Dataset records
------------------------------------------------------------

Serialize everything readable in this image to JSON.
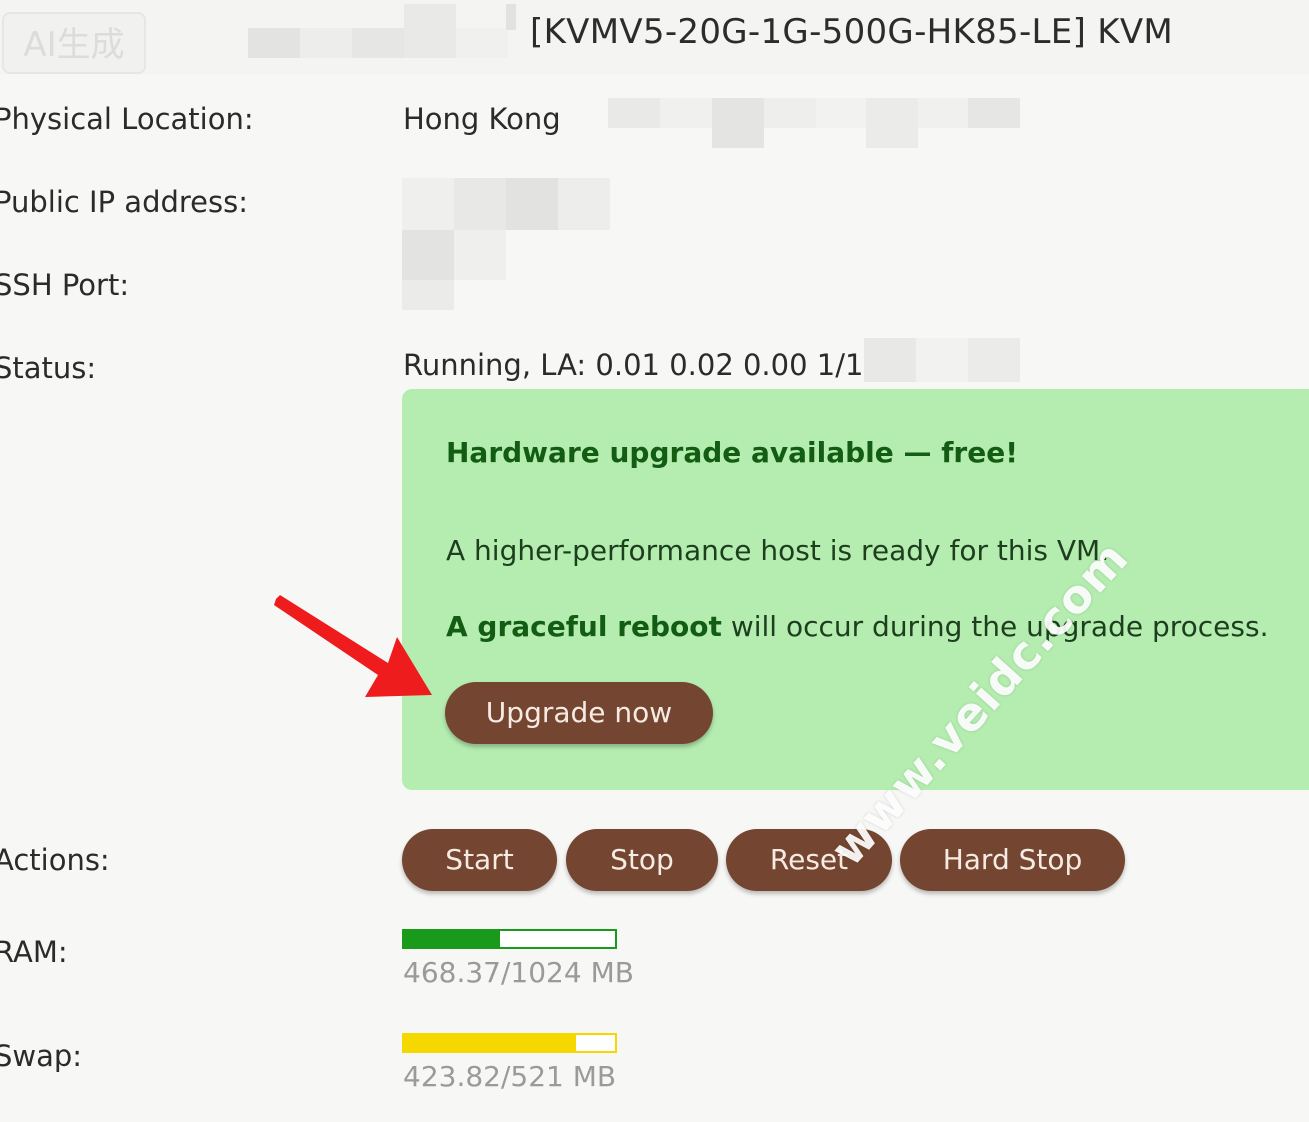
{
  "badge": {
    "text": "AI生成"
  },
  "header": {
    "plan_title": "[KVMV5-20G-1G-500G-HK85-LE]   KVM"
  },
  "details": {
    "location_label": "Physical Location:",
    "location_value": "Hong Kong",
    "ip_label": "Public IP address:",
    "ssh_label": "SSH Port:",
    "status_label": "Status:",
    "status_value": "Running, LA: 0.01 0.02 0.00 1/18e"
  },
  "notice": {
    "title": "Hardware upgrade available — free!",
    "line1": "A higher-performance host is ready for this VM.",
    "line2_bold": "A graceful reboot",
    "line2_rest": " will occur during the upgrade process.",
    "button_label": "Upgrade now"
  },
  "actions": {
    "label": "Actions:",
    "buttons": [
      "Start",
      "Stop",
      "Reset",
      "Hard Stop"
    ]
  },
  "ram": {
    "label": "RAM:",
    "text": "468.37/1024 MB",
    "fraction": 0.457,
    "color": "#1a9a1a"
  },
  "swap": {
    "label": "Swap:",
    "text": "423.82/521 MB",
    "fraction": 0.813,
    "color": "#f5d800"
  },
  "watermark": {
    "text": "www.veidc.com"
  },
  "colors": {
    "notice_bg": "#b5edb1",
    "button_bg": "#744631",
    "accent_green": "#135c13"
  }
}
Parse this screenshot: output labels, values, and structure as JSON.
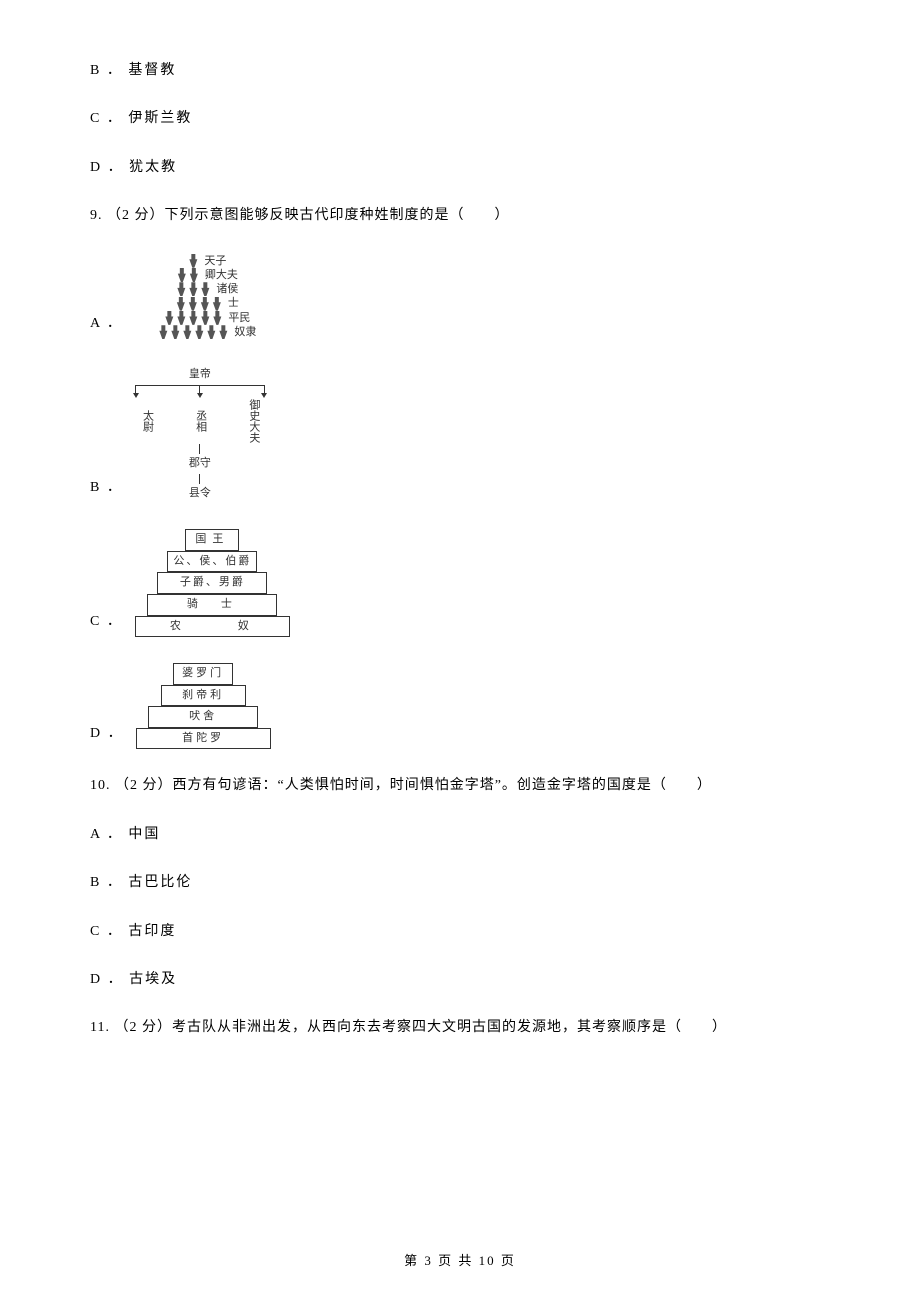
{
  "q8_options": {
    "b": "B ． 基督教",
    "c": "C ． 伊斯兰教",
    "d": "D ． 犹太教"
  },
  "q9": {
    "stem": "9.  （2 分）下列示意图能够反映古代印度种姓制度的是（　　）",
    "letters": {
      "a": "A ．",
      "b": "B ．",
      "c": "C ．",
      "d": "D ．"
    },
    "diagram_a": {
      "labels": [
        "天子",
        "卿大夫",
        "诸侯",
        "士",
        "平民",
        "奴隶"
      ]
    },
    "diagram_b": {
      "top": "皇帝",
      "left": "太尉",
      "mid": "丞相",
      "right": "御史大夫",
      "down1": "郡守",
      "down2": "县令"
    },
    "diagram_c": {
      "levels": [
        "国王",
        "公、侯、伯爵",
        "子爵、男爵",
        "骑　士",
        "农　　　奴"
      ]
    },
    "diagram_d": {
      "levels": [
        "婆罗门",
        "刹帝利",
        "吠舍",
        "首陀罗"
      ]
    }
  },
  "q10": {
    "stem": "10.  （2 分）西方有句谚语：“人类惧怕时间，时间惧怕金字塔”。创造金字塔的国度是（　　）",
    "a": "A ． 中国",
    "b": "B ． 古巴比伦",
    "c": "C ． 古印度",
    "d": "D ． 古埃及"
  },
  "q11": {
    "stem": "11.  （2 分）考古队从非洲出发，从西向东去考察四大文明古国的发源地，其考察顺序是（　　）"
  },
  "footer": "第 3 页 共 10 页"
}
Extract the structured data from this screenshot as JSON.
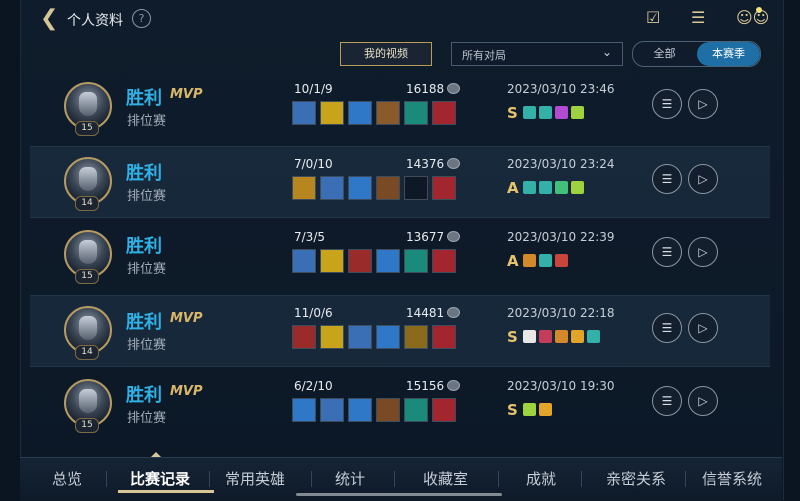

------------------------------------------------------------

Collect every line with the string "JSON" from the records, and copy each.

COMPLETE ANSWER:
Serialize everything readable in this image to JSON.
Parse this screenshot: output labels, values, and structure as JSON.
Extract the structured data from this screenshot as JSON.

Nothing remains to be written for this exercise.